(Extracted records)
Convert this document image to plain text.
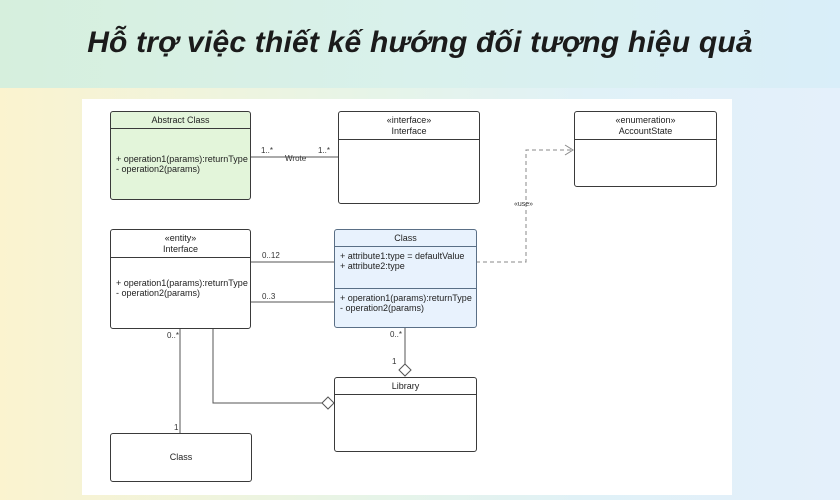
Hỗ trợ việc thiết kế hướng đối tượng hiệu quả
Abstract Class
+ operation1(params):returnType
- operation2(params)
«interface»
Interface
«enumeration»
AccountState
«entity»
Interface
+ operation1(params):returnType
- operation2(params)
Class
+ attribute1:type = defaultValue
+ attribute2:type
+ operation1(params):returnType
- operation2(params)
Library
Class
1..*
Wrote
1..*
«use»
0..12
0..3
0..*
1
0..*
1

---

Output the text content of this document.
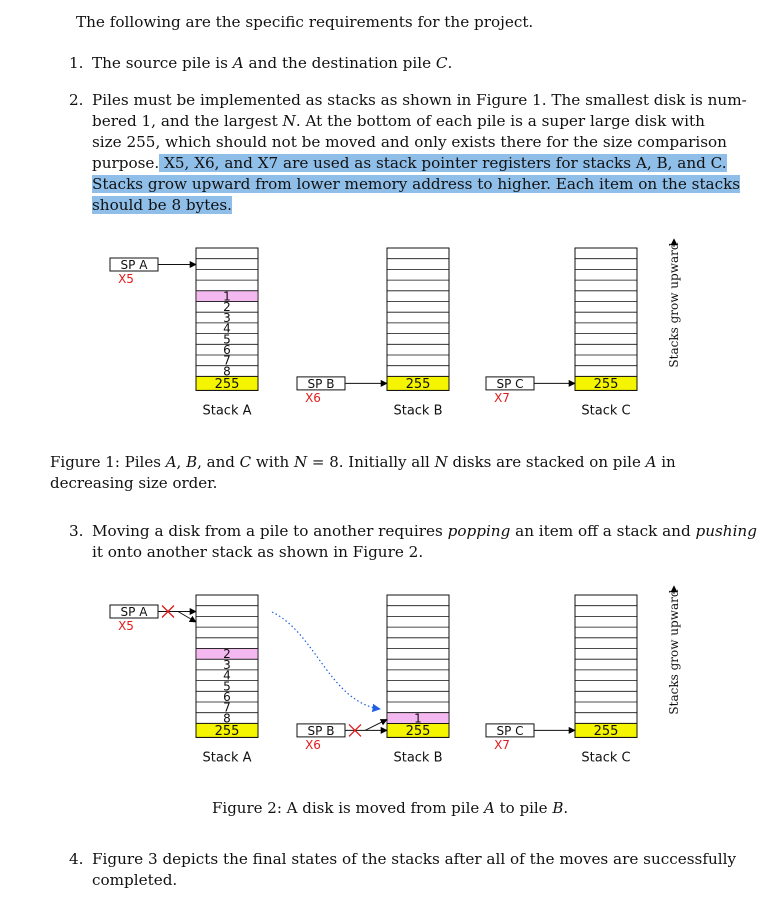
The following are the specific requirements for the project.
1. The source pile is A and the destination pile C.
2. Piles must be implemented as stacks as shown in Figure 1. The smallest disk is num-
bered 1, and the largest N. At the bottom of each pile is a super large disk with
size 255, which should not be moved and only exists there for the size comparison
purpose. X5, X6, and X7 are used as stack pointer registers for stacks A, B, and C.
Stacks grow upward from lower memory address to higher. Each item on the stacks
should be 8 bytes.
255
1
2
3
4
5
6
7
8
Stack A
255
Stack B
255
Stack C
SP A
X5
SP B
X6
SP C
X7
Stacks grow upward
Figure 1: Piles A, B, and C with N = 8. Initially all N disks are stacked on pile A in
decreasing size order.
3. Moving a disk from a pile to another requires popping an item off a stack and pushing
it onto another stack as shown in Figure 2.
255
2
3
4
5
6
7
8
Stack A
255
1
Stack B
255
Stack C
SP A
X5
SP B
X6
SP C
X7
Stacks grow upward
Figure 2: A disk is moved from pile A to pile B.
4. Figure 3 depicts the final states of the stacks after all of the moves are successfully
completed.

*WHAT THE EXERCISE ASKS*
Gather up every line in the data above that contains the word "moved", copying each one.

*COMPLETED TASK*
size 255, which should not be moved and only exists there for the size comparison
Figure 2: A disk is moved from pile A to pile B.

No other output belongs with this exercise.